» Exercise
Every line below must be reproduced exactly. Copy them all.

## BEGIN Listed records

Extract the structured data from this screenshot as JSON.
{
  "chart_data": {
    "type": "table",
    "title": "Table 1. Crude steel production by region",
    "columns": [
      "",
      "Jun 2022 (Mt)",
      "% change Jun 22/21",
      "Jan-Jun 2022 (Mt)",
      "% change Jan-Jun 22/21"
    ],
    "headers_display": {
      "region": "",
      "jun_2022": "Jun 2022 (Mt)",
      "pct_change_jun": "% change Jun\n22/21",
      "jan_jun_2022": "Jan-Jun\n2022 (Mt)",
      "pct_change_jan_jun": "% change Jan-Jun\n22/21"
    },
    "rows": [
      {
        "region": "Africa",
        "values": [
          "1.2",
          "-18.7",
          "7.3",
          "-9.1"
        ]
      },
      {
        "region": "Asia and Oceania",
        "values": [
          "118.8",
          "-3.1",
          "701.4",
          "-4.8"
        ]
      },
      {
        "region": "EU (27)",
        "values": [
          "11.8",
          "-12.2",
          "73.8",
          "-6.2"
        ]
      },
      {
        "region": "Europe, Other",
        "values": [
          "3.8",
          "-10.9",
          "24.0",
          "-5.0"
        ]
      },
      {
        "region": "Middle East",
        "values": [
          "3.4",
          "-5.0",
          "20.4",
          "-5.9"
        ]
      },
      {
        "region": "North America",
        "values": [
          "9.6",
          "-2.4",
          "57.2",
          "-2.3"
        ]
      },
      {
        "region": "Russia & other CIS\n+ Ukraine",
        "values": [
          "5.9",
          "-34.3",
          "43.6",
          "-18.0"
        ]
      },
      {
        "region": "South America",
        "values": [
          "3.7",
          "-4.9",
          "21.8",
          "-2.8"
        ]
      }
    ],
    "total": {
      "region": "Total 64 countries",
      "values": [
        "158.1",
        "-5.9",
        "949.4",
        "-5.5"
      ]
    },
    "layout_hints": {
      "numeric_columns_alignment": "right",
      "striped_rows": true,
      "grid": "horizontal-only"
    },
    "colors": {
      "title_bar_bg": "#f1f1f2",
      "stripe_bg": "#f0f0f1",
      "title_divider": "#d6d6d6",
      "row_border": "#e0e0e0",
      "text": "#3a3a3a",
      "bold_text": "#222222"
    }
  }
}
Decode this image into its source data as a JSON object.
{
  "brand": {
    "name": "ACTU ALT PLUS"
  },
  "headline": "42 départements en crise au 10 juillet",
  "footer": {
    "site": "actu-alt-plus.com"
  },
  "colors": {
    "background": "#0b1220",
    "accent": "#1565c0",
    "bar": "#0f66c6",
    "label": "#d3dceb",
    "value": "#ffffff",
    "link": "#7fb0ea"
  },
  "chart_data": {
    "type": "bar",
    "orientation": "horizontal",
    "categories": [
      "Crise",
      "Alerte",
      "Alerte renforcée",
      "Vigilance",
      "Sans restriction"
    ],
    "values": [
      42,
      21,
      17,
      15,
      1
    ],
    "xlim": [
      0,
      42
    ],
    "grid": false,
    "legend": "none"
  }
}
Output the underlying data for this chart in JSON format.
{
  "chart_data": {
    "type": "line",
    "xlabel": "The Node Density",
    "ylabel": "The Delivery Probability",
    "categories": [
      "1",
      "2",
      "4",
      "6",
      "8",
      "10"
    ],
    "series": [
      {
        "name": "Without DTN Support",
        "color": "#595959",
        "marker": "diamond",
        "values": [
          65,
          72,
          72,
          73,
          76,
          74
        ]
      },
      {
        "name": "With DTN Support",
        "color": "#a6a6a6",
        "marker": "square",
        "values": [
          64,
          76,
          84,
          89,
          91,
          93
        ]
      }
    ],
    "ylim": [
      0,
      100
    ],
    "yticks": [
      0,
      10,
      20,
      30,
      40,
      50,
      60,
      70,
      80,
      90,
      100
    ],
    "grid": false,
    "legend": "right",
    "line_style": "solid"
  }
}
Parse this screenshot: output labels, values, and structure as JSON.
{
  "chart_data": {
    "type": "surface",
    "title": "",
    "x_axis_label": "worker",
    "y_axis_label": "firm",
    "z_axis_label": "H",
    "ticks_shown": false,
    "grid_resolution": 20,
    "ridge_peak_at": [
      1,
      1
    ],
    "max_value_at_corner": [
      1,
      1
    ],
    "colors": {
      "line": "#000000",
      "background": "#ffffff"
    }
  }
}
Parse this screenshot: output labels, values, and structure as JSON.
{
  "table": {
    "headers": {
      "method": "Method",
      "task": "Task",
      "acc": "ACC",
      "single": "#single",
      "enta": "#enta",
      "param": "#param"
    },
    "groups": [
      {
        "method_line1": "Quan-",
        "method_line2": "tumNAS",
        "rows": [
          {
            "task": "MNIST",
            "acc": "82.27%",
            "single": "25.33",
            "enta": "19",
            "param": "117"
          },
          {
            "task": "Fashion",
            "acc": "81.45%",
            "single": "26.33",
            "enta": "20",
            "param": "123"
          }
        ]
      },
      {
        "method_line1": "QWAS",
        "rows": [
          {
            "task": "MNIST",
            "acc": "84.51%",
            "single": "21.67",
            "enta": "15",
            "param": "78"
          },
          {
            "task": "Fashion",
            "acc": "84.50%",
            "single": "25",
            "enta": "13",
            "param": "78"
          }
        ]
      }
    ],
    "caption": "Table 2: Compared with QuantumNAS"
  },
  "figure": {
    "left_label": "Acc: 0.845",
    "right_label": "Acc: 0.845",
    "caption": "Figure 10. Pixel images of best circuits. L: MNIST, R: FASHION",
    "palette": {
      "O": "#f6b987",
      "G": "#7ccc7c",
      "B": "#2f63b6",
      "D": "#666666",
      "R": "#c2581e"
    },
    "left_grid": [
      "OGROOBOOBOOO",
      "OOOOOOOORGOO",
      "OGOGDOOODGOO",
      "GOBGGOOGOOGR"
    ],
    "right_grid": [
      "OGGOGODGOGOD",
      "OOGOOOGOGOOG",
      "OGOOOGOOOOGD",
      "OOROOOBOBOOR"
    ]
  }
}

## END Listed records

» Output for this exercise
Extract the structured data from this screenshot as JSON.
{
  "chart_data": {
    "type": "table",
    "title": "Table 1. Crude steel production by region",
    "columns": [
      "",
      "Jun 2022 (Mt)",
      "% change Jun 22/21",
      "Jan-Jun 2022 (Mt)",
      "% change Jan-Jun 22/21"
    ],
    "headers_display": {
      "region": "",
      "jun_2022": "Jun 2022 (Mt)",
      "pct_change_jun": "% change Jun\n22/21",
      "jan_jun_2022": "Jan-Jun\n2022 (Mt)",
      "pct_change_jan_jun": "% change Jan-Jun\n22/21"
    },
    "rows": [
      {
        "region": "Africa",
        "values": [
          "1.2",
          "-18.7",
          "7.3",
          "-9.1"
        ]
      },
      {
        "region": "Asia and Oceania",
        "values": [
          "118.8",
          "-3.1",
          "701.4",
          "-4.8"
        ]
      },
      {
        "region": "EU (27)",
        "values": [
          "11.8",
          "-12.2",
          "73.8",
          "-6.2"
        ]
      },
      {
        "region": "Europe, Other",
        "values": [
          "3.8",
          "-10.9",
          "24.0",
          "-5.0"
        ]
      },
      {
        "region": "Middle East",
        "values": [
          "3.4",
          "-5.0",
          "20.4",
          "-5.9"
        ]
      },
      {
        "region": "North America",
        "values": [
          "9.6",
          "-2.4",
          "57.2",
          "-2.3"
        ]
      },
      {
        "region": "Russia & other CIS\n+ Ukraine",
        "values": [
          "5.9",
          "-34.3",
          "43.6",
          "-18.0"
        ]
      },
      {
        "region": "South America",
        "values": [
          "3.7",
          "-4.9",
          "21.8",
          "-2.8"
        ]
      }
    ],
    "total": {
      "region": "Total 64 countries",
      "values": [
        "158.1",
        "-5.9",
        "949.4",
        "-5.5"
      ]
    },
    "layout_hints": {
      "numeric_columns_alignment": "right",
      "striped_rows": true,
      "grid": "horizontal-only"
    },
    "colors": {
      "title_bar_bg": "#f1f1f2",
      "stripe_bg": "#f0f0f1",
      "title_divider": "#d6d6d6",
      "row_border": "#e0e0e0",
      "text": "#3a3a3a",
      "bold_text": "#222222"
    }
  }
}
Decode this image into its source data as a JSON object.
{
  "brand": {
    "name": "ACTU ALT PLUS"
  },
  "headline": "42 départements en crise au 10 juillet",
  "footer": {
    "site": "actu-alt-plus.com"
  },
  "colors": {
    "background": "#0b1220",
    "accent": "#1565c0",
    "bar": "#0f66c6",
    "label": "#d3dceb",
    "value": "#ffffff",
    "link": "#7fb0ea"
  },
  "chart_data": {
    "type": "bar",
    "orientation": "horizontal",
    "categories": [
      "Crise",
      "Alerte",
      "Alerte renforcée",
      "Vigilance",
      "Sans restriction"
    ],
    "values": [
      42,
      21,
      17,
      15,
      1
    ],
    "xlim": [
      0,
      42
    ],
    "grid": false,
    "legend": "none"
  }
}
Output the underlying data for this chart in JSON format.
{
  "chart_data": {
    "type": "line",
    "xlabel": "The Node Density",
    "ylabel": "The Delivery Probability",
    "categories": [
      "1",
      "2",
      "4",
      "6",
      "8",
      "10"
    ],
    "series": [
      {
        "name": "Without DTN Support",
        "color": "#595959",
        "marker": "diamond",
        "values": [
          65,
          72,
          72,
          73,
          76,
          74
        ]
      },
      {
        "name": "With DTN Support",
        "color": "#a6a6a6",
        "marker": "square",
        "values": [
          64,
          76,
          84,
          89,
          91,
          93
        ]
      }
    ],
    "ylim": [
      0,
      100
    ],
    "yticks": [
      0,
      10,
      20,
      30,
      40,
      50,
      60,
      70,
      80,
      90,
      100
    ],
    "grid": false,
    "legend": "right",
    "line_style": "solid"
  }
}
Parse this screenshot: output labels, values, and structure as JSON.
{
  "chart_data": {
    "type": "surface",
    "title": "",
    "x_axis_label": "worker",
    "y_axis_label": "firm",
    "z_axis_label": "H",
    "ticks_shown": false,
    "grid_resolution": 20,
    "ridge_peak_at": [
      1,
      1
    ],
    "max_value_at_corner": [
      1,
      1
    ],
    "colors": {
      "line": "#000000",
      "background": "#ffffff"
    }
  }
}
Parse this screenshot: output labels, values, and structure as JSON.
{
  "table": {
    "headers": {
      "method": "Method",
      "task": "Task",
      "acc": "ACC",
      "single": "#single",
      "enta": "#enta",
      "param": "#param"
    },
    "groups": [
      {
        "method_line1": "Quan-",
        "method_line2": "tumNAS",
        "rows": [
          {
            "task": "MNIST",
            "acc": "82.27%",
            "single": "25.33",
            "enta": "19",
            "param": "117"
          },
          {
            "task": "Fashion",
            "acc": "81.45%",
            "single": "26.33",
            "enta": "20",
            "param": "123"
          }
        ]
      },
      {
        "method_line1": "QWAS",
        "rows": [
          {
            "task": "MNIST",
            "acc": "84.51%",
            "single": "21.67",
            "enta": "15",
            "param": "78"
          },
          {
            "task": "Fashion",
            "acc": "84.50%",
            "single": "25",
            "enta": "13",
            "param": "78"
          }
        ]
      }
    ],
    "caption": "Table 2: Compared with QuantumNAS"
  },
  "figure": {
    "left_label": "Acc: 0.845",
    "right_label": "Acc: 0.845",
    "caption": "Figure 10. Pixel images of best circuits. L: MNIST, R: FASHION",
    "palette": {
      "O": "#f6b987",
      "G": "#7ccc7c",
      "B": "#2f63b6",
      "D": "#666666",
      "R": "#c2581e"
    },
    "left_grid": [
      "OGROOBOOBOOO",
      "OOOOOOOORGOO",
      "OGOGDOOODGOO",
      "GOBGGOOGOOGR"
    ],
    "right_grid": [
      "OGGOGODGOGOD",
      "OOGOOOGOGOOG",
      "OGOOOGOOOOGD",
      "OOROOOBOBOOR"
    ]
  }
}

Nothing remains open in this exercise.